→ **GIVEN EXERCISE**
From the entries that follow, extract each line holding the string "this".

[Start SUPPLIED ENTRIES]

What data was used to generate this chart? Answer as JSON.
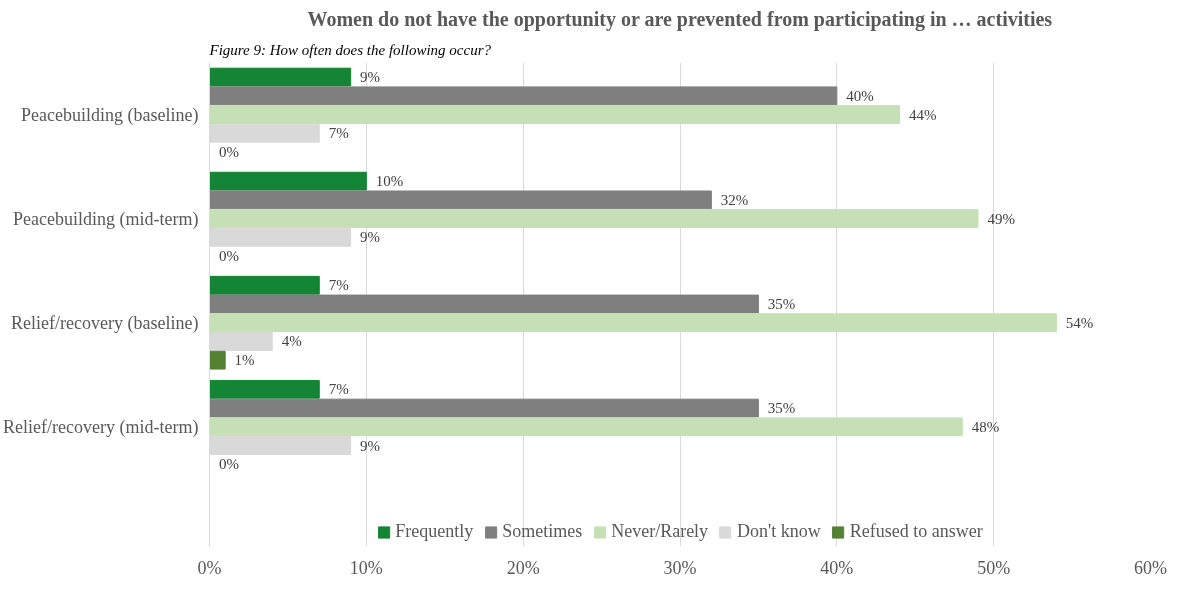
{
  "chart_data": {
    "type": "bar",
    "orientation": "horizontal",
    "title": "Women do not have the opportunity or are prevented from participating in … activities",
    "annotations": [
      "Figure 9: How often does the following occur?"
    ],
    "categories": [
      "Peacebuilding (baseline)",
      "Peacebuilding (mid-term)",
      "Relief/recovery (baseline)",
      "Relief/recovery (mid-term)"
    ],
    "series": [
      {
        "name": "Frequently",
        "color": "#138535",
        "values": [
          9,
          10,
          7,
          7
        ],
        "value_labels": [
          "9%",
          "10%",
          "7%",
          "7%"
        ]
      },
      {
        "name": "Sometimes",
        "color": "#7f7f7f",
        "values": [
          40,
          32,
          35,
          35
        ],
        "value_labels": [
          "40%",
          "32%",
          "35%",
          "35%"
        ]
      },
      {
        "name": "Never/Rarely",
        "color": "#c5e0b4",
        "values": [
          44,
          49,
          54,
          48
        ],
        "value_labels": [
          "44%",
          "49%",
          "54%",
          "48%"
        ]
      },
      {
        "name": "Don't know",
        "color": "#d9d9d9",
        "values": [
          7,
          9,
          4,
          9
        ],
        "value_labels": [
          "7%",
          "9%",
          "4%",
          "9%"
        ]
      },
      {
        "name": "Refused to answer",
        "color": "#548235",
        "values": [
          0,
          0,
          1,
          0
        ],
        "value_labels": [
          "0%",
          "0%",
          "1%",
          "0%"
        ]
      }
    ],
    "xlim": [
      0,
      60
    ],
    "xticks": [
      {
        "value": 0,
        "label": "0%"
      },
      {
        "value": 10,
        "label": "10%"
      },
      {
        "value": 20,
        "label": "20%"
      },
      {
        "value": 30,
        "label": "30%"
      },
      {
        "value": 40,
        "label": "40%"
      },
      {
        "value": 50,
        "label": "50%"
      },
      {
        "value": 60,
        "label": "60%"
      }
    ],
    "grid": "x",
    "legend": "bottom"
  }
}
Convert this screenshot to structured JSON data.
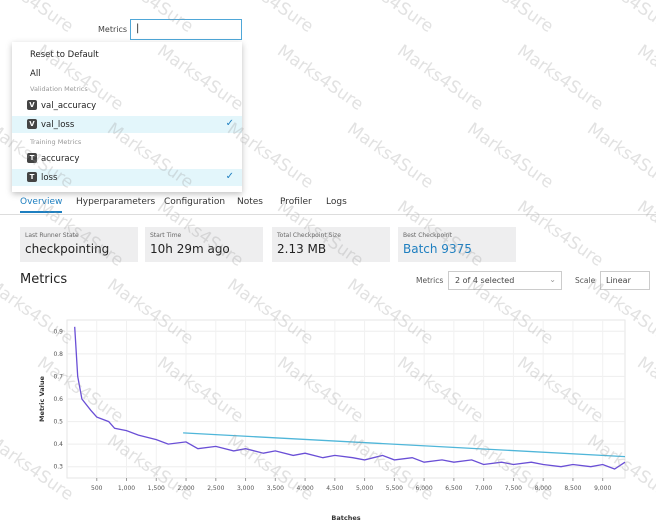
{
  "metrics_filter": {
    "label": "Metrics",
    "menu_actions": [
      "Reset to Default",
      "All"
    ],
    "groups": [
      {
        "title": "Validation Metrics",
        "options": [
          {
            "badge": "V",
            "name": "val_accuracy",
            "selected": false
          },
          {
            "badge": "V",
            "name": "val_loss",
            "selected": true
          }
        ]
      },
      {
        "title": "Training Metrics",
        "options": [
          {
            "badge": "T",
            "name": "accuracy",
            "selected": false
          },
          {
            "badge": "T",
            "name": "loss",
            "selected": true
          }
        ]
      }
    ]
  },
  "tabs": [
    "Overview",
    "Hyperparameters",
    "Configuration",
    "Notes",
    "Profiler",
    "Logs"
  ],
  "summary": [
    {
      "label": "Last Runner State",
      "value": "checkpointing"
    },
    {
      "label": "Start Time",
      "value": "10h 29m ago"
    },
    {
      "label": "Total Checkpoint Size",
      "value": "2.13 MB"
    },
    {
      "label": "Best Checkpoint",
      "value": "Batch 9375"
    }
  ],
  "metrics_section": {
    "title": "Metrics",
    "filter_label": "Metrics",
    "filter_value": "2 of 4 selected",
    "scale_label": "Scale",
    "scale_value": "Linear"
  },
  "watermark": "Marks4Sure",
  "chart_data": {
    "type": "line",
    "xlabel": "Batches",
    "ylabel": "Metric Value",
    "series": [
      {
        "color": "#6a4fd6",
        "x": [
          130,
          180,
          250,
          400,
          500,
          700,
          800,
          1000,
          1200,
          1500,
          1700,
          2000,
          2200,
          2500,
          2800,
          3000,
          3300,
          3500,
          3800,
          4000,
          4300,
          4500,
          4800,
          5000,
          5300,
          5500,
          5800,
          6000,
          6300,
          6500,
          6800,
          7000,
          7300,
          7500,
          7800,
          8000,
          8300,
          8500,
          8800,
          9000,
          9200,
          9375
        ],
        "values": [
          0.92,
          0.7,
          0.6,
          0.55,
          0.52,
          0.5,
          0.47,
          0.46,
          0.44,
          0.42,
          0.4,
          0.41,
          0.38,
          0.39,
          0.37,
          0.38,
          0.36,
          0.37,
          0.35,
          0.36,
          0.34,
          0.35,
          0.34,
          0.33,
          0.35,
          0.33,
          0.34,
          0.32,
          0.33,
          0.32,
          0.33,
          0.31,
          0.32,
          0.31,
          0.32,
          0.31,
          0.3,
          0.31,
          0.3,
          0.31,
          0.29,
          0.32
        ]
      },
      {
        "color": "#4fb6d9",
        "x": [
          1950,
          9375
        ],
        "values": [
          0.45,
          0.345
        ]
      }
    ],
    "xlim": [
      0,
      9375
    ],
    "ylim": [
      0.25,
      0.95
    ],
    "xticks": [
      500,
      {
        "value": 1000,
        "label": "1,000"
      },
      {
        "value": 1500,
        "label": "1,500"
      },
      {
        "value": 2000,
        "label": "2,000"
      },
      {
        "value": 2500,
        "label": "2,500"
      },
      {
        "value": 3000,
        "label": "3,000"
      },
      {
        "value": 3500,
        "label": "3,500"
      },
      {
        "value": 4000,
        "label": "4,000"
      },
      {
        "value": 4500,
        "label": "4,500"
      },
      {
        "value": 5000,
        "label": "5,000"
      },
      {
        "value": 5500,
        "label": "5,500"
      },
      {
        "value": 6000,
        "label": "6,000"
      },
      {
        "value": 6500,
        "label": "6,500"
      },
      {
        "value": 7000,
        "label": "7,000"
      },
      {
        "value": 7500,
        "label": "7,500"
      },
      {
        "value": 8000,
        "label": "8,000"
      },
      {
        "value": 8500,
        "label": "8,500"
      },
      {
        "value": 9000,
        "label": "9,000"
      }
    ],
    "yticks": [
      0.3,
      0.4,
      0.5,
      0.6,
      0.7,
      0.8,
      0.9
    ],
    "grid": true
  }
}
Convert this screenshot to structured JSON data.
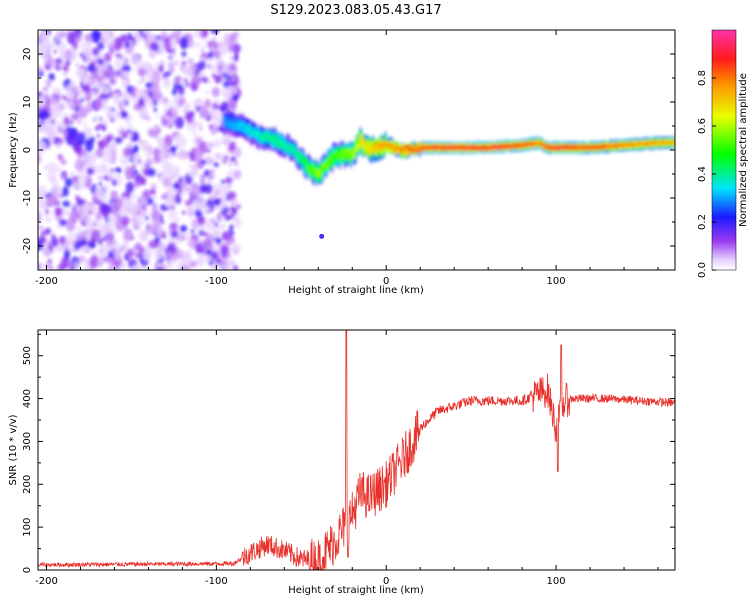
{
  "title": "S129.2023.083.05.43.G17",
  "chart_data": [
    {
      "type": "heatmap",
      "xlabel": "Height of straight line (km)",
      "ylabel": "Frequency (Hz)",
      "xlim": [
        -205,
        170
      ],
      "ylim": [
        -25,
        25
      ],
      "x_ticks": [
        -200,
        -100,
        0,
        100
      ],
      "y_ticks": [
        -20,
        -10,
        0,
        10,
        20
      ],
      "colorbar": {
        "label": "Normalized spectral amplitude",
        "ticks": [
          0.0,
          0.2,
          0.4,
          0.6,
          0.8
        ],
        "range": [
          0,
          1
        ]
      },
      "noise_region_x": [
        -205,
        -90
      ],
      "signal_track": {
        "x": [
          -95,
          -85,
          -75,
          -65,
          -55,
          -45,
          -40,
          -30,
          -20,
          -15,
          -10,
          0,
          10,
          20,
          40,
          60,
          80,
          90,
          95,
          100,
          120,
          140,
          160,
          170
        ],
        "y": [
          6,
          5,
          3,
          2,
          0,
          -4,
          -5,
          -1,
          -1,
          2,
          0,
          1,
          0,
          0.5,
          0.5,
          0.5,
          1,
          1.5,
          0.5,
          0.5,
          0.5,
          1,
          1.5,
          1.5
        ],
        "amplitude": [
          0.3,
          0.35,
          0.4,
          0.45,
          0.4,
          0.55,
          0.6,
          0.55,
          0.6,
          0.7,
          0.75,
          0.8,
          0.85,
          0.9,
          0.95,
          0.95,
          0.9,
          0.85,
          0.9,
          0.95,
          0.9,
          0.85,
          0.8,
          0.8
        ]
      },
      "isolated_point": {
        "x": -38,
        "y": -18
      }
    },
    {
      "type": "line",
      "xlabel": "Height of straight line (km)",
      "ylabel": "SNR (10 * v/v)",
      "xlim": [
        -205,
        170
      ],
      "ylim": [
        0,
        560
      ],
      "x_ticks": [
        -200,
        -100,
        0,
        100
      ],
      "y_ticks": [
        0,
        100,
        200,
        300,
        400,
        500
      ],
      "color": "#e8312b",
      "baseline_keypoints": {
        "x": [
          -205,
          -90,
          -80,
          -70,
          -60,
          -50,
          -40,
          -30,
          -20,
          -15,
          -10,
          0,
          10,
          20,
          30,
          50,
          80,
          95,
          100,
          105,
          110,
          130,
          170
        ],
        "y": [
          12,
          15,
          40,
          60,
          45,
          25,
          20,
          70,
          130,
          180,
          170,
          200,
          260,
          330,
          370,
          395,
          395,
          420,
          330,
          395,
          400,
          400,
          390
        ]
      },
      "spikes": [
        {
          "x": -23.5,
          "y": 560
        },
        {
          "x": -22.5,
          "y": 30
        },
        {
          "x": 101,
          "y": 230
        },
        {
          "x": 103,
          "y": 525
        }
      ]
    }
  ]
}
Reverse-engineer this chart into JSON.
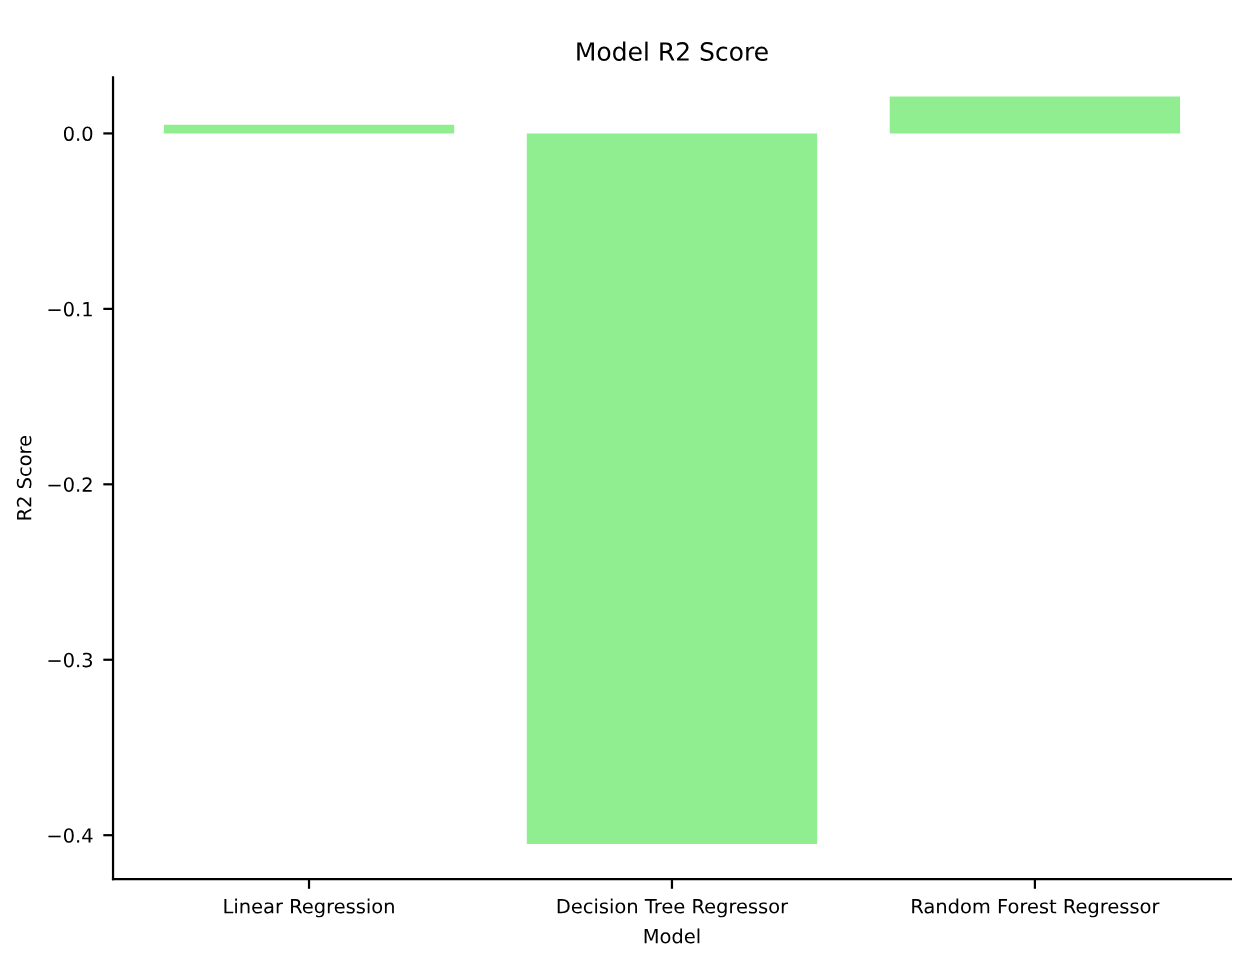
{
  "chart_data": {
    "type": "bar",
    "title": "Model R2 Score",
    "xlabel": "Model",
    "ylabel": "R2 Score",
    "categories": [
      "Linear Regression",
      "Decision Tree Regressor",
      "Random Forest Regressor"
    ],
    "values": [
      0.005,
      -0.405,
      0.021
    ],
    "color": "#90ee90",
    "ylim": [
      -0.425,
      0.032
    ],
    "yticks": [
      {
        "value": -0.4,
        "label": "−0.4"
      },
      {
        "value": -0.3,
        "label": "−0.3"
      },
      {
        "value": -0.2,
        "label": "−0.2"
      },
      {
        "value": -0.1,
        "label": "−0.1"
      },
      {
        "value": 0,
        "label": "0.0"
      }
    ],
    "grid": false,
    "legend": false
  }
}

[End SUPPLIED ENTRIES]

→ **RIGHT ANSWER**
What data was used to generate this chart? Answer as JSON.
Convert this screenshot to structured JSON data.
Convert this screenshot to structured JSON data.
Reverse-engineer this chart into JSON.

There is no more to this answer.